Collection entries
•••••
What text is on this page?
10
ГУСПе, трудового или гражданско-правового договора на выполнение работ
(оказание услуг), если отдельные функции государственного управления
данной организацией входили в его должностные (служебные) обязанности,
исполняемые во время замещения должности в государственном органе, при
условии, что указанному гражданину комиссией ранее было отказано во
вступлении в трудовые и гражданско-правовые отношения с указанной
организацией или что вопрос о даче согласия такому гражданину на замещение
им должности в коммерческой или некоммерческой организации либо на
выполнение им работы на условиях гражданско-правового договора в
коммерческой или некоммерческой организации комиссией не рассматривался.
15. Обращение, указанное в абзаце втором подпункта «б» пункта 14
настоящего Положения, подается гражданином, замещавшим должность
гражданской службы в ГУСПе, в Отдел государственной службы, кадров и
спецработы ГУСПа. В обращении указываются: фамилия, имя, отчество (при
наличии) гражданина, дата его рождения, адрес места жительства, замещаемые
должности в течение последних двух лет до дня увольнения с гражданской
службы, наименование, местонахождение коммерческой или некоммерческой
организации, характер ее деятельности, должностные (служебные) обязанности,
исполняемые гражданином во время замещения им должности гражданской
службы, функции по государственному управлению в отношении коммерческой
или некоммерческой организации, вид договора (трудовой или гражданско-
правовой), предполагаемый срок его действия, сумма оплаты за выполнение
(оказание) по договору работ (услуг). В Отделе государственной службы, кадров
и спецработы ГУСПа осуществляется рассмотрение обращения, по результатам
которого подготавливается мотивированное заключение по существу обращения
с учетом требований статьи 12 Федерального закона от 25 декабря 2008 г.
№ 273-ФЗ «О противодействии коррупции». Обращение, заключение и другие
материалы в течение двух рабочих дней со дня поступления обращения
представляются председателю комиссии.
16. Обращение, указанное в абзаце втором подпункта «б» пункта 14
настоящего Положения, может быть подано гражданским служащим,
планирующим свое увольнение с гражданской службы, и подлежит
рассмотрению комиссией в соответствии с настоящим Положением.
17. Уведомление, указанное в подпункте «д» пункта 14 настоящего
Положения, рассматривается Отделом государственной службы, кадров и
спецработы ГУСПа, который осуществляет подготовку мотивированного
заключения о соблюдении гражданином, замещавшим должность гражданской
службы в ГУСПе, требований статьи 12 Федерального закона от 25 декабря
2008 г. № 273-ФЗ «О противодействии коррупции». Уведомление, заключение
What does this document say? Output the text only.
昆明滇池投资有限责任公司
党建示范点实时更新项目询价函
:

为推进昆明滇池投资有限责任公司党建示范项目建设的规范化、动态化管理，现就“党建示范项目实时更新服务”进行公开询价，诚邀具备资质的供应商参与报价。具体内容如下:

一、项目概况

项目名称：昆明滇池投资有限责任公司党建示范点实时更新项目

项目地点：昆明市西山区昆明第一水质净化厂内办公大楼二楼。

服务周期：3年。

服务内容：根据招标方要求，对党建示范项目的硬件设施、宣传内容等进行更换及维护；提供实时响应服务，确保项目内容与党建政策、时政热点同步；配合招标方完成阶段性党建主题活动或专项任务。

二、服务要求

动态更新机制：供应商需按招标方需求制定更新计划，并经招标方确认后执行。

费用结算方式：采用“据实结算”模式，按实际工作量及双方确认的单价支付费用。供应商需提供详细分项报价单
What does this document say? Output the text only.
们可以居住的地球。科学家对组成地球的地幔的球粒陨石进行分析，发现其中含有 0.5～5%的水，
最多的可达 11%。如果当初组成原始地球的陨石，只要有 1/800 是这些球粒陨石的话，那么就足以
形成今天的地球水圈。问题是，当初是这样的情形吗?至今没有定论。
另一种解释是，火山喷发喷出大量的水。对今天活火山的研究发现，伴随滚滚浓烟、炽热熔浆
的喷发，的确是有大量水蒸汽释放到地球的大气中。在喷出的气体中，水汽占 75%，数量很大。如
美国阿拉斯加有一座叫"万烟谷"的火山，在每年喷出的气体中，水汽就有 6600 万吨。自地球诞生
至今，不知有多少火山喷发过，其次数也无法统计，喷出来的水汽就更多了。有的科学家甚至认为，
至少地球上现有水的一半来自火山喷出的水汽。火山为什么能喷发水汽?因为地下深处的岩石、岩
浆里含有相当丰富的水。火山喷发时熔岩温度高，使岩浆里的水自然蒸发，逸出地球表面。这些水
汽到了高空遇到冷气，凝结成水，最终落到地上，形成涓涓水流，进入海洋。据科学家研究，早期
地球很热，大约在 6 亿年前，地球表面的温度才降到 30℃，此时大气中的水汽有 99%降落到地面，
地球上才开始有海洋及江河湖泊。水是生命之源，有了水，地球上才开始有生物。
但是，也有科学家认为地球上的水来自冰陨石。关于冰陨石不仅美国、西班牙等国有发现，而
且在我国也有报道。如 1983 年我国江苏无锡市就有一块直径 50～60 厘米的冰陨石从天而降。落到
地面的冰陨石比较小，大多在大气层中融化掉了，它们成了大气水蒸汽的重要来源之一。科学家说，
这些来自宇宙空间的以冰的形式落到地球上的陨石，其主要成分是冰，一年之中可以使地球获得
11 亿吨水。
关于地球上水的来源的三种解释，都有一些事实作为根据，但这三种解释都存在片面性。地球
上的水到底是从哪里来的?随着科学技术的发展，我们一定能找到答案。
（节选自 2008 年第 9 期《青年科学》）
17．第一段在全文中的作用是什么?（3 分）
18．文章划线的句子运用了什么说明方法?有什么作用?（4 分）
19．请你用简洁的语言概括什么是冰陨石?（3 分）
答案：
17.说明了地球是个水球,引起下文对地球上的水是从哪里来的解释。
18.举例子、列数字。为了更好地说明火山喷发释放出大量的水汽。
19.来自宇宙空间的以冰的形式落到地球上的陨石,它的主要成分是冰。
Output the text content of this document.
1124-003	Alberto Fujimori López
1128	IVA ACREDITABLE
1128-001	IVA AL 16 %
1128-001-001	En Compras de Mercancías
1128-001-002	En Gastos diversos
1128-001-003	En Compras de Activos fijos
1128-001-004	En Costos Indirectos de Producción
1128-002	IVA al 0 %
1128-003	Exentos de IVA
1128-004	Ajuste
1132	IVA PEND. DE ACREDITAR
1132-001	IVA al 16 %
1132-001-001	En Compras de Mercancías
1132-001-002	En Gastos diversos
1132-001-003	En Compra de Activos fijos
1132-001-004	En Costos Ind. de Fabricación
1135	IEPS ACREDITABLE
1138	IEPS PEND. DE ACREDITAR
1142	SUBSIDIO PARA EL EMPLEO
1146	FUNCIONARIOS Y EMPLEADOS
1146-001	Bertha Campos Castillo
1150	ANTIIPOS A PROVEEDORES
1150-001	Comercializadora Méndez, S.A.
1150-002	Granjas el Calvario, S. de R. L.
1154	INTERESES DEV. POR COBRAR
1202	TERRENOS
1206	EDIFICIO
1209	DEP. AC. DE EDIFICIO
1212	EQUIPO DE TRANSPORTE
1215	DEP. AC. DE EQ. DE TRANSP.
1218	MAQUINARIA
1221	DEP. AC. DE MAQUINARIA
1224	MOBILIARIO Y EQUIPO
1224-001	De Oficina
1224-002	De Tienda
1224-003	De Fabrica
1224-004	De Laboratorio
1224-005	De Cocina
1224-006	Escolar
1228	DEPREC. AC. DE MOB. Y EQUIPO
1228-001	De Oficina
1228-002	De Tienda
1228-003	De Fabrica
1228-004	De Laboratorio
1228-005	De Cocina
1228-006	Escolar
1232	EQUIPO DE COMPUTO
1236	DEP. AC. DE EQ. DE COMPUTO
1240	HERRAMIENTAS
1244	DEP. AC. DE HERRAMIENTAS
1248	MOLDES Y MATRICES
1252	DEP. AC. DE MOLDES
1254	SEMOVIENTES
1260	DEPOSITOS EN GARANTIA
•••••
Task statement —
The records above are to be repeated exactly, in their entirety.

The answer —
What text is on this page?
10
ГУСПе, трудового или гражданско-правового договора на выполнение работ
(оказание услуг), если отдельные функции государственного управления
данной организацией входили в его должностные (служебные) обязанности,
исполняемые во время замещения должности в государственном органе, при
условии, что указанному гражданину комиссией ранее было отказано во
вступлении в трудовые и гражданско-правовые отношения с указанной
организацией или что вопрос о даче согласия такому гражданину на замещение
им должности в коммерческой или некоммерческой организации либо на
выполнение им работы на условиях гражданско-правового договора в
коммерческой или некоммерческой организации комиссией не рассматривался.
15. Обращение, указанное в абзаце втором подпункта «б» пункта 14
настоящего Положения, подается гражданином, замещавшим должность
гражданской службы в ГУСПе, в Отдел государственной службы, кадров и
спецработы ГУСПа. В обращении указываются: фамилия, имя, отчество (при
наличии) гражданина, дата его рождения, адрес места жительства, замещаемые
должности в течение последних двух лет до дня увольнения с гражданской
службы, наименование, местонахождение коммерческой или некоммерческой
организации, характер ее деятельности, должностные (служебные) обязанности,
исполняемые гражданином во время замещения им должности гражданской
службы, функции по государственному управлению в отношении коммерческой
или некоммерческой организации, вид договора (трудовой или гражданско-
правовой), предполагаемый срок его действия, сумма оплаты за выполнение
(оказание) по договору работ (услуг). В Отделе государственной службы, кадров
и спецработы ГУСПа осуществляется рассмотрение обращения, по результатам
которого подготавливается мотивированное заключение по существу обращения
с учетом требований статьи 12 Федерального закона от 25 декабря 2008 г.
№ 273-ФЗ «О противодействии коррупции». Обращение, заключение и другие
материалы в течение двух рабочих дней со дня поступления обращения
представляются председателю комиссии.
16. Обращение, указанное в абзаце втором подпункта «б» пункта 14
настоящего Положения, может быть подано гражданским служащим,
планирующим свое увольнение с гражданской службы, и подлежит
рассмотрению комиссией в соответствии с настоящим Положением.
17. Уведомление, указанное в подпункте «д» пункта 14 настоящего
Положения, рассматривается Отделом государственной службы, кадров и
спецработы ГУСПа, который осуществляет подготовку мотивированного
заключения о соблюдении гражданином, замещавшим должность гражданской
службы в ГУСПе, требований статьи 12 Федерального закона от 25 декабря
2008 г. № 273-ФЗ «О противодействии коррупции». Уведомление, заключение
What does this document say? Output the text only.
昆明滇池投资有限责任公司
党建示范点实时更新项目询价函
:

为推进昆明滇池投资有限责任公司党建示范项目建设的规范化、动态化管理，现就“党建示范项目实时更新服务”进行公开询价，诚邀具备资质的供应商参与报价。具体内容如下:

一、项目概况

项目名称：昆明滇池投资有限责任公司党建示范点实时更新项目

项目地点：昆明市西山区昆明第一水质净化厂内办公大楼二楼。

服务周期：3年。

服务内容：根据招标方要求，对党建示范项目的硬件设施、宣传内容等进行更换及维护；提供实时响应服务，确保项目内容与党建政策、时政热点同步；配合招标方完成阶段性党建主题活动或专项任务。

二、服务要求

动态更新机制：供应商需按招标方需求制定更新计划，并经招标方确认后执行。

费用结算方式：采用“据实结算”模式，按实际工作量及双方确认的单价支付费用。供应商需提供详细分项报价单
What does this document say? Output the text only.
们可以居住的地球。科学家对组成地球的地幔的球粒陨石进行分析，发现其中含有 0.5～5%的水，
最多的可达 11%。如果当初组成原始地球的陨石，只要有 1/800 是这些球粒陨石的话，那么就足以
形成今天的地球水圈。问题是，当初是这样的情形吗?至今没有定论。
另一种解释是，火山喷发喷出大量的水。对今天活火山的研究发现，伴随滚滚浓烟、炽热熔浆
的喷发，的确是有大量水蒸汽释放到地球的大气中。在喷出的气体中，水汽占 75%，数量很大。如
美国阿拉斯加有一座叫"万烟谷"的火山，在每年喷出的气体中，水汽就有 6600 万吨。自地球诞生
至今，不知有多少火山喷发过，其次数也无法统计，喷出来的水汽就更多了。有的科学家甚至认为，
至少地球上现有水的一半来自火山喷出的水汽。火山为什么能喷发水汽?因为地下深处的岩石、岩
浆里含有相当丰富的水。火山喷发时熔岩温度高，使岩浆里的水自然蒸发，逸出地球表面。这些水
汽到了高空遇到冷气，凝结成水，最终落到地上，形成涓涓水流，进入海洋。据科学家研究，早期
地球很热，大约在 6 亿年前，地球表面的温度才降到 30℃，此时大气中的水汽有 99%降落到地面，
地球上才开始有海洋及江河湖泊。水是生命之源，有了水，地球上才开始有生物。
但是，也有科学家认为地球上的水来自冰陨石。关于冰陨石不仅美国、西班牙等国有发现，而
且在我国也有报道。如 1983 年我国江苏无锡市就有一块直径 50～60 厘米的冰陨石从天而降。落到
地面的冰陨石比较小，大多在大气层中融化掉了，它们成了大气水蒸汽的重要来源之一。科学家说，
这些来自宇宙空间的以冰的形式落到地球上的陨石，其主要成分是冰，一年之中可以使地球获得
11 亿吨水。
关于地球上水的来源的三种解释，都有一些事实作为根据，但这三种解释都存在片面性。地球
上的水到底是从哪里来的?随着科学技术的发展，我们一定能找到答案。
（节选自 2008 年第 9 期《青年科学》）
17．第一段在全文中的作用是什么?（3 分）
18．文章划线的句子运用了什么说明方法?有什么作用?（4 分）
19．请你用简洁的语言概括什么是冰陨石?（3 分）
答案：
17.说明了地球是个水球,引起下文对地球上的水是从哪里来的解释。
18.举例子、列数字。为了更好地说明火山喷发释放出大量的水汽。
19.来自宇宙空间的以冰的形式落到地球上的陨石,它的主要成分是冰。
Output the text content of this document.
1124-003	Alberto Fujimori López
1128	IVA ACREDITABLE
1128-001	IVA AL 16 %
1128-001-001	En Compras de Mercancías
1128-001-002	En Gastos diversos
1128-001-003	En Compras de Activos fijos
1128-001-004	En Costos Indirectos de Producción
1128-002	IVA al 0 %
1128-003	Exentos de IVA
1128-004	Ajuste
1132	IVA PEND. DE ACREDITAR
1132-001	IVA al 16 %
1132-001-001	En Compras de Mercancías
1132-001-002	En Gastos diversos
1132-001-003	En Compra de Activos fijos
1132-001-004	En Costos Ind. de Fabricación
1135	IEPS ACREDITABLE
1138	IEPS PEND. DE ACREDITAR
1142	SUBSIDIO PARA EL EMPLEO
1146	FUNCIONARIOS Y EMPLEADOS
1146-001	Bertha Campos Castillo
1150	ANTIIPOS A PROVEEDORES
1150-001	Comercializadora Méndez, S.A.
1150-002	Granjas el Calvario, S. de R. L.
1154	INTERESES DEV. POR COBRAR
1202	TERRENOS
1206	EDIFICIO
1209	DEP. AC. DE EDIFICIO
1212	EQUIPO DE TRANSPORTE
1215	DEP. AC. DE EQ. DE TRANSP.
1218	MAQUINARIA
1221	DEP. AC. DE MAQUINARIA
1224	MOBILIARIO Y EQUIPO
1224-001	De Oficina
1224-002	De Tienda
1224-003	De Fabrica
1224-004	De Laboratorio
1224-005	De Cocina
1224-006	Escolar
1228	DEPREC. AC. DE MOB. Y EQUIPO
1228-001	De Oficina
1228-002	De Tienda
1228-003	De Fabrica
1228-004	De Laboratorio
1228-005	De Cocina
1228-006	Escolar
1232	EQUIPO DE COMPUTO
1236	DEP. AC. DE EQ. DE COMPUTO
1240	HERRAMIENTAS
1244	DEP. AC. DE HERRAMIENTAS
1248	MOLDES Y MATRICES
1252	DEP. AC. DE MOLDES
1254	SEMOVIENTES
1260	DEPOSITOS EN GARANTIA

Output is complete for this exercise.